**YOUR TASK**
Copy out all of the material exactly as presented.

**DATA PROVIDED**
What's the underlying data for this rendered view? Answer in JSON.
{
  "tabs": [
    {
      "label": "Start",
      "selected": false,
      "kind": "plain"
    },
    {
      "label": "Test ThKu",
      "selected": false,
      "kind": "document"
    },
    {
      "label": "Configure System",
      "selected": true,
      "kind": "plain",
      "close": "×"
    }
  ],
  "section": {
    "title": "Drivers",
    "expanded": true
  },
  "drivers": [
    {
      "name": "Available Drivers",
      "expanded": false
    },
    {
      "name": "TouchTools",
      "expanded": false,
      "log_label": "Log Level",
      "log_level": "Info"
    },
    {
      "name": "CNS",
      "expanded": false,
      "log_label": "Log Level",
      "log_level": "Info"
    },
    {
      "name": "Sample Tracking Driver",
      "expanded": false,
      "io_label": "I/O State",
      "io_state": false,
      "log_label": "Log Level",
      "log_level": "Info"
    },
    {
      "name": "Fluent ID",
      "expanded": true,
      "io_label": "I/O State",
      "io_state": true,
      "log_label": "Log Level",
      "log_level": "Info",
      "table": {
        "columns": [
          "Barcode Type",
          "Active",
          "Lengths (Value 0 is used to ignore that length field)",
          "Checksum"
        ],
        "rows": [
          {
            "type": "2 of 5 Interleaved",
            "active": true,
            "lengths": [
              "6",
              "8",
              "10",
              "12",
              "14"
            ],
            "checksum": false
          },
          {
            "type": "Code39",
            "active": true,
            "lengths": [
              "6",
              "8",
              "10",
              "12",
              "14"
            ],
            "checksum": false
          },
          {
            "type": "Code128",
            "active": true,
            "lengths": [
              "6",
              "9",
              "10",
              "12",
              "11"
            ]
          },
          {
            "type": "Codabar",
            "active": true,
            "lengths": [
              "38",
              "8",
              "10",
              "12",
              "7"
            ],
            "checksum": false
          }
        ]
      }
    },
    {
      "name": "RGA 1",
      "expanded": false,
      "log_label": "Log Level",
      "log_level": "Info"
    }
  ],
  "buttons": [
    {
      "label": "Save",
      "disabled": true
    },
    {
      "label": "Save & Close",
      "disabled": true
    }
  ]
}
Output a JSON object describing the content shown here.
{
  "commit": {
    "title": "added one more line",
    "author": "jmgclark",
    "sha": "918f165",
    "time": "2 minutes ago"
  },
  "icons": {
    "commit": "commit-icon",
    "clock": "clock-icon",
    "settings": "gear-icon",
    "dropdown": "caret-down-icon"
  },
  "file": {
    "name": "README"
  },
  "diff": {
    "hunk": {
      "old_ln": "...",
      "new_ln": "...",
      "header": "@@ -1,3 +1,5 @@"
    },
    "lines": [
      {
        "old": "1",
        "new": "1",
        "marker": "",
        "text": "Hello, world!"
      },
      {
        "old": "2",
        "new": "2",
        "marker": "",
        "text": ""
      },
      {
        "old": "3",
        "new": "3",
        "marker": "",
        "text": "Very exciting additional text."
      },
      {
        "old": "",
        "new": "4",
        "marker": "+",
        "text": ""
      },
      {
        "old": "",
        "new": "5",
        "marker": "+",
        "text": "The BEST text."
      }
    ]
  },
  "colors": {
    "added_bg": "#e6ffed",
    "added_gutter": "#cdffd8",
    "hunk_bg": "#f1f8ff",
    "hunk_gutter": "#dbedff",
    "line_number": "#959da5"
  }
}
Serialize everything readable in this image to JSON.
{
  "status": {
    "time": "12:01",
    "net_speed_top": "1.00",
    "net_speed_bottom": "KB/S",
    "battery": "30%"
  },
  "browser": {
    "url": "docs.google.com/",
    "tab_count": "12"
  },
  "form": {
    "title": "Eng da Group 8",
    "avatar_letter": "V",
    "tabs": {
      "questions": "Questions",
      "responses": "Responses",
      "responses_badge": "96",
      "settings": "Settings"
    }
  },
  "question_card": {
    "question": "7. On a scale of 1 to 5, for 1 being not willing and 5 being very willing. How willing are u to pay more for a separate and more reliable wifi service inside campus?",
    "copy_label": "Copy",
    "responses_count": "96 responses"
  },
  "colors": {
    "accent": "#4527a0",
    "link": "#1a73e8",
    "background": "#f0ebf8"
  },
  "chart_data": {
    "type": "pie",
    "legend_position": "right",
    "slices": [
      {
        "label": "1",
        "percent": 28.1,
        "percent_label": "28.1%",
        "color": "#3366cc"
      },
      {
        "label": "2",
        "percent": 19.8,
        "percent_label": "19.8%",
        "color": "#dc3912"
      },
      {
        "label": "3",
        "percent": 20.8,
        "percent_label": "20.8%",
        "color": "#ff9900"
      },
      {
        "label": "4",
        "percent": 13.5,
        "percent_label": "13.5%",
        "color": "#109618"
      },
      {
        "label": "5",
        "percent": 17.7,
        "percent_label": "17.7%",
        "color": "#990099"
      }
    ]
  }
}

**ANSWER TO THIS EXERCISE**
What's the underlying data for this rendered view? Answer in JSON.
{
  "tabs": [
    {
      "label": "Start",
      "selected": false,
      "kind": "plain"
    },
    {
      "label": "Test ThKu",
      "selected": false,
      "kind": "document"
    },
    {
      "label": "Configure System",
      "selected": true,
      "kind": "plain",
      "close": "×"
    }
  ],
  "section": {
    "title": "Drivers",
    "expanded": true
  },
  "drivers": [
    {
      "name": "Available Drivers",
      "expanded": false
    },
    {
      "name": "TouchTools",
      "expanded": false,
      "log_label": "Log Level",
      "log_level": "Info"
    },
    {
      "name": "CNS",
      "expanded": false,
      "log_label": "Log Level",
      "log_level": "Info"
    },
    {
      "name": "Sample Tracking Driver",
      "expanded": false,
      "io_label": "I/O State",
      "io_state": false,
      "log_label": "Log Level",
      "log_level": "Info"
    },
    {
      "name": "Fluent ID",
      "expanded": true,
      "io_label": "I/O State",
      "io_state": true,
      "log_label": "Log Level",
      "log_level": "Info",
      "table": {
        "columns": [
          "Barcode Type",
          "Active",
          "Lengths (Value 0 is used to ignore that length field)",
          "Checksum"
        ],
        "rows": [
          {
            "type": "2 of 5 Interleaved",
            "active": true,
            "lengths": [
              "6",
              "8",
              "10",
              "12",
              "14"
            ],
            "checksum": false
          },
          {
            "type": "Code39",
            "active": true,
            "lengths": [
              "6",
              "8",
              "10",
              "12",
              "14"
            ],
            "checksum": false
          },
          {
            "type": "Code128",
            "active": true,
            "lengths": [
              "6",
              "9",
              "10",
              "12",
              "11"
            ]
          },
          {
            "type": "Codabar",
            "active": true,
            "lengths": [
              "38",
              "8",
              "10",
              "12",
              "7"
            ],
            "checksum": false
          }
        ]
      }
    },
    {
      "name": "RGA 1",
      "expanded": false,
      "log_label": "Log Level",
      "log_level": "Info"
    }
  ],
  "buttons": [
    {
      "label": "Save",
      "disabled": true
    },
    {
      "label": "Save & Close",
      "disabled": true
    }
  ]
}
Output a JSON object describing the content shown here.
{
  "commit": {
    "title": "added one more line",
    "author": "jmgclark",
    "sha": "918f165",
    "time": "2 minutes ago"
  },
  "icons": {
    "commit": "commit-icon",
    "clock": "clock-icon",
    "settings": "gear-icon",
    "dropdown": "caret-down-icon"
  },
  "file": {
    "name": "README"
  },
  "diff": {
    "hunk": {
      "old_ln": "...",
      "new_ln": "...",
      "header": "@@ -1,3 +1,5 @@"
    },
    "lines": [
      {
        "old": "1",
        "new": "1",
        "marker": "",
        "text": "Hello, world!"
      },
      {
        "old": "2",
        "new": "2",
        "marker": "",
        "text": ""
      },
      {
        "old": "3",
        "new": "3",
        "marker": "",
        "text": "Very exciting additional text."
      },
      {
        "old": "",
        "new": "4",
        "marker": "+",
        "text": ""
      },
      {
        "old": "",
        "new": "5",
        "marker": "+",
        "text": "The BEST text."
      }
    ]
  },
  "colors": {
    "added_bg": "#e6ffed",
    "added_gutter": "#cdffd8",
    "hunk_bg": "#f1f8ff",
    "hunk_gutter": "#dbedff",
    "line_number": "#959da5"
  }
}
Serialize everything readable in this image to JSON.
{
  "status": {
    "time": "12:01",
    "net_speed_top": "1.00",
    "net_speed_bottom": "KB/S",
    "battery": "30%"
  },
  "browser": {
    "url": "docs.google.com/",
    "tab_count": "12"
  },
  "form": {
    "title": "Eng da Group 8",
    "avatar_letter": "V",
    "tabs": {
      "questions": "Questions",
      "responses": "Responses",
      "responses_badge": "96",
      "settings": "Settings"
    }
  },
  "question_card": {
    "question": "7. On a scale of 1 to 5, for 1 being not willing and 5 being very willing. How willing are u to pay more for a separate and more reliable wifi service inside campus?",
    "copy_label": "Copy",
    "responses_count": "96 responses"
  },
  "colors": {
    "accent": "#4527a0",
    "link": "#1a73e8",
    "background": "#f0ebf8"
  },
  "chart_data": {
    "type": "pie",
    "legend_position": "right",
    "slices": [
      {
        "label": "1",
        "percent": 28.1,
        "percent_label": "28.1%",
        "color": "#3366cc"
      },
      {
        "label": "2",
        "percent": 19.8,
        "percent_label": "19.8%",
        "color": "#dc3912"
      },
      {
        "label": "3",
        "percent": 20.8,
        "percent_label": "20.8%",
        "color": "#ff9900"
      },
      {
        "label": "4",
        "percent": 13.5,
        "percent_label": "13.5%",
        "color": "#109618"
      },
      {
        "label": "5",
        "percent": 17.7,
        "percent_label": "17.7%",
        "color": "#990099"
      }
    ]
  }
}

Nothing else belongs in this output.